● YOUR OBJECTIVE
Search the material below for the string "Price" and list each line that holds it.

● DATA FOR THIS TASK
______
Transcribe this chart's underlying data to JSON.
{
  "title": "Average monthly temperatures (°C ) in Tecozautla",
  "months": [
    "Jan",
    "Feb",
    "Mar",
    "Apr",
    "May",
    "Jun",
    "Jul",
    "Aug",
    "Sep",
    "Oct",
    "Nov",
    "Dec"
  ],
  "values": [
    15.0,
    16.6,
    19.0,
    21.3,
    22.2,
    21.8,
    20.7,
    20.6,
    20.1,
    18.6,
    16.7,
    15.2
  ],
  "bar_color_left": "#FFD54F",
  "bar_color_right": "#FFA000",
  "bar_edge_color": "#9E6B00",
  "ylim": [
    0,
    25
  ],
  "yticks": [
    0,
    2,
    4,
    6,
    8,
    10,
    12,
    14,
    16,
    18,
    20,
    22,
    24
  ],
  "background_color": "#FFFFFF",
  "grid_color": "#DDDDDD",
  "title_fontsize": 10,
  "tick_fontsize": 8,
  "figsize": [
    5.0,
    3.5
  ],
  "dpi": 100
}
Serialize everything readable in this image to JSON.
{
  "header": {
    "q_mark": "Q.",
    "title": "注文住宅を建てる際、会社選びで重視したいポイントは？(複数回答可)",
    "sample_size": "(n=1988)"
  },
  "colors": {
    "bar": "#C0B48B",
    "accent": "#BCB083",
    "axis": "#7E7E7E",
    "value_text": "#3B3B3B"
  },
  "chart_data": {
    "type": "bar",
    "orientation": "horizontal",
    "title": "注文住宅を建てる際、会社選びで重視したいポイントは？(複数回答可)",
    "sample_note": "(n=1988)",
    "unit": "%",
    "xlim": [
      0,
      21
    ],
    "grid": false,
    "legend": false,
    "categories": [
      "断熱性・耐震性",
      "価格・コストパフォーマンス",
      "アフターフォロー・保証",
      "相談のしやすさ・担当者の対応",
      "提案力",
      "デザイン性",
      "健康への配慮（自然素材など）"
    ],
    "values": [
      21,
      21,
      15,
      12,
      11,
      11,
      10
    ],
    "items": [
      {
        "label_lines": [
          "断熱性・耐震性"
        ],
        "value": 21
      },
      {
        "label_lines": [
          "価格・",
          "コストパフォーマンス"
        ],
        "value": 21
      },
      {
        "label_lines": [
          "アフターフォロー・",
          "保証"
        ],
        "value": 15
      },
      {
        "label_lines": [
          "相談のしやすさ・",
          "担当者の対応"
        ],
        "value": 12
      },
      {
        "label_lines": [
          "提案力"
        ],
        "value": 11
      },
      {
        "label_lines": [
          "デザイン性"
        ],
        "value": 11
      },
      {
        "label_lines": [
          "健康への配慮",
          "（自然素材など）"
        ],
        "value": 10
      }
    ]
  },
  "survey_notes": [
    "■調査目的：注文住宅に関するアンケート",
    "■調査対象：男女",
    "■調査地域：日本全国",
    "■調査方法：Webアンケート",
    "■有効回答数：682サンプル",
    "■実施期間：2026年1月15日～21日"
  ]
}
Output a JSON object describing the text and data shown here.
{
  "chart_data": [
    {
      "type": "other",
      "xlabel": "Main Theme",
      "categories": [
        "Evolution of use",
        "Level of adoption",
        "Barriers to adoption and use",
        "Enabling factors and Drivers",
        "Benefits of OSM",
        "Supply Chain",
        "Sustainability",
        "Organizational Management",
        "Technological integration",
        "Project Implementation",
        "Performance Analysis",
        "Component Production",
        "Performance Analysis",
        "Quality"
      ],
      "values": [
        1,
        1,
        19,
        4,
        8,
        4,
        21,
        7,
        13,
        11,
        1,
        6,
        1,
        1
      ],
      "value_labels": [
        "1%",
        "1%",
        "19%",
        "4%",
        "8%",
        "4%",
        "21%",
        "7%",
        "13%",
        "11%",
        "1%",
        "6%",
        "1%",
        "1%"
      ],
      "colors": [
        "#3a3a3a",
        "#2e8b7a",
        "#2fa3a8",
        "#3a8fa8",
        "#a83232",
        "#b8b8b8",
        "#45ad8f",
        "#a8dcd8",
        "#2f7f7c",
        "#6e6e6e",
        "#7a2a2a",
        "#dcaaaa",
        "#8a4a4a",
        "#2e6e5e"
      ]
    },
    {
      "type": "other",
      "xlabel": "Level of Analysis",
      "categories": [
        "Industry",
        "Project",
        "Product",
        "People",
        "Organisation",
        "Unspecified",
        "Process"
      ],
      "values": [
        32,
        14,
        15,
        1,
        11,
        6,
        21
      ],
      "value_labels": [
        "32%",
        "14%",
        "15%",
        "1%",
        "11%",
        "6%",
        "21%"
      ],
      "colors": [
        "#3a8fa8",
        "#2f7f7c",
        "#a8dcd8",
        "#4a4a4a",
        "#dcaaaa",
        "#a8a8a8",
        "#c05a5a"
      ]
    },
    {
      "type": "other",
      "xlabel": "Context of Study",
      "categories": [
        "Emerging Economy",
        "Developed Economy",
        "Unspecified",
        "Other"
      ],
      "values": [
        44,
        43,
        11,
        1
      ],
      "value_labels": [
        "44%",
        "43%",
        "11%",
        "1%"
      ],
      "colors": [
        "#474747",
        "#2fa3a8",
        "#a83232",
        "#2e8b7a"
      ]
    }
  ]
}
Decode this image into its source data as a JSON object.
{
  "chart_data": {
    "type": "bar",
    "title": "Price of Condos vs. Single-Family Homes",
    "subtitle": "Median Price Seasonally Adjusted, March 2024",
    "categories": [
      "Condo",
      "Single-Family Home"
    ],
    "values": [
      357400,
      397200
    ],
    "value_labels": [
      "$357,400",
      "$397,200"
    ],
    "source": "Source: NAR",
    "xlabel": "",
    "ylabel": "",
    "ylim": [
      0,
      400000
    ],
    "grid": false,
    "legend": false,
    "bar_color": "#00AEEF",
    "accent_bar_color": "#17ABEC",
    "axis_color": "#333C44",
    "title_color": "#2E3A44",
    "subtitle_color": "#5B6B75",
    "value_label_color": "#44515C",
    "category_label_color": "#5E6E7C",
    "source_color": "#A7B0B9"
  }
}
______
● SOLUTION TO THE EXERCISE
    "title": "Price of Condos vs. Single-Family Homes",
    "subtitle": "Median Price Seasonally Adjusted, March 2024",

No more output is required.